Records
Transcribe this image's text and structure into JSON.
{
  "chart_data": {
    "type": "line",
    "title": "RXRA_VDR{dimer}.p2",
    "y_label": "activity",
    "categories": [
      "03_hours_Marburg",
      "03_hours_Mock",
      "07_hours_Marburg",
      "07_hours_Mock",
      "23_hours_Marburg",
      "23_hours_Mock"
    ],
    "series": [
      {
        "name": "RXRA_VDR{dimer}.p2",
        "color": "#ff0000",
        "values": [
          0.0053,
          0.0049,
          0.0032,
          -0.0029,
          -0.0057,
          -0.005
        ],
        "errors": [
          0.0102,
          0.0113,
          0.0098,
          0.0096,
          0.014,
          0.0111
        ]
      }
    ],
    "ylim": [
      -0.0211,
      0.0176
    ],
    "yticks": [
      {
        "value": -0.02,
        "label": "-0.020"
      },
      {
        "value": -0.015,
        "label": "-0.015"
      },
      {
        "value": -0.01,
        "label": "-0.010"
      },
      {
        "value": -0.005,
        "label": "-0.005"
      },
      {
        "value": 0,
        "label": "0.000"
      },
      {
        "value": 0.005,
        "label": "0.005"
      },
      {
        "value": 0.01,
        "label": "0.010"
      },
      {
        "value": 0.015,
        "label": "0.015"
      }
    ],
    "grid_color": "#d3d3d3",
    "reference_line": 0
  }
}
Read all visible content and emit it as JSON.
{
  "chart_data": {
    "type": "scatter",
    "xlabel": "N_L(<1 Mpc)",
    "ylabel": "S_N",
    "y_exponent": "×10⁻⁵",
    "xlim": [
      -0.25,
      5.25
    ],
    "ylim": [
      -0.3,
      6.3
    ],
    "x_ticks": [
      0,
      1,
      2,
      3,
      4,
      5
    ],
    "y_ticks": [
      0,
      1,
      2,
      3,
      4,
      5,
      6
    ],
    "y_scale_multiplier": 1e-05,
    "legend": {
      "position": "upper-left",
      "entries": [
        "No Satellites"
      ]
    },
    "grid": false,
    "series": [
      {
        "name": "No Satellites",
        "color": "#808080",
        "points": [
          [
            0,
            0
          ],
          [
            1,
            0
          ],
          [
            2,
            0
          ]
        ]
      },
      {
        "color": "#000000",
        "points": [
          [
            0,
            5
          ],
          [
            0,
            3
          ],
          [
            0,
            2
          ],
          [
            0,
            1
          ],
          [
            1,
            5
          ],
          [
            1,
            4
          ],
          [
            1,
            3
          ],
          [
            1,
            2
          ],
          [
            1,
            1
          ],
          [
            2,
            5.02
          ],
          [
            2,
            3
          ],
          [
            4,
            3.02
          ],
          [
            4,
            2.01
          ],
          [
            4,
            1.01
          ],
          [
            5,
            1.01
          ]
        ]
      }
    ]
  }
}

■ Task prompt ■
Repeat the material in full, exactly as it stands.

■ Task result ■
Transcribe this image's text and structure into JSON.
{
  "chart_data": {
    "type": "line",
    "title": "RXRA_VDR{dimer}.p2",
    "y_label": "activity",
    "categories": [
      "03_hours_Marburg",
      "03_hours_Mock",
      "07_hours_Marburg",
      "07_hours_Mock",
      "23_hours_Marburg",
      "23_hours_Mock"
    ],
    "series": [
      {
        "name": "RXRA_VDR{dimer}.p2",
        "color": "#ff0000",
        "values": [
          0.0053,
          0.0049,
          0.0032,
          -0.0029,
          -0.0057,
          -0.005
        ],
        "errors": [
          0.0102,
          0.0113,
          0.0098,
          0.0096,
          0.014,
          0.0111
        ]
      }
    ],
    "ylim": [
      -0.0211,
      0.0176
    ],
    "yticks": [
      {
        "value": -0.02,
        "label": "-0.020"
      },
      {
        "value": -0.015,
        "label": "-0.015"
      },
      {
        "value": -0.01,
        "label": "-0.010"
      },
      {
        "value": -0.005,
        "label": "-0.005"
      },
      {
        "value": 0,
        "label": "0.000"
      },
      {
        "value": 0.005,
        "label": "0.005"
      },
      {
        "value": 0.01,
        "label": "0.010"
      },
      {
        "value": 0.015,
        "label": "0.015"
      }
    ],
    "grid_color": "#d3d3d3",
    "reference_line": 0
  }
}
Read all visible content and emit it as JSON.
{
  "chart_data": {
    "type": "scatter",
    "xlabel": "N_L(<1 Mpc)",
    "ylabel": "S_N",
    "y_exponent": "×10⁻⁵",
    "xlim": [
      -0.25,
      5.25
    ],
    "ylim": [
      -0.3,
      6.3
    ],
    "x_ticks": [
      0,
      1,
      2,
      3,
      4,
      5
    ],
    "y_ticks": [
      0,
      1,
      2,
      3,
      4,
      5,
      6
    ],
    "y_scale_multiplier": 1e-05,
    "legend": {
      "position": "upper-left",
      "entries": [
        "No Satellites"
      ]
    },
    "grid": false,
    "series": [
      {
        "name": "No Satellites",
        "color": "#808080",
        "points": [
          [
            0,
            0
          ],
          [
            1,
            0
          ],
          [
            2,
            0
          ]
        ]
      },
      {
        "color": "#000000",
        "points": [
          [
            0,
            5
          ],
          [
            0,
            3
          ],
          [
            0,
            2
          ],
          [
            0,
            1
          ],
          [
            1,
            5
          ],
          [
            1,
            4
          ],
          [
            1,
            3
          ],
          [
            1,
            2
          ],
          [
            1,
            1
          ],
          [
            2,
            5.02
          ],
          [
            2,
            3
          ],
          [
            4,
            3.02
          ],
          [
            4,
            2.01
          ],
          [
            4,
            1.01
          ],
          [
            5,
            1.01
          ]
        ]
      }
    ]
  }
}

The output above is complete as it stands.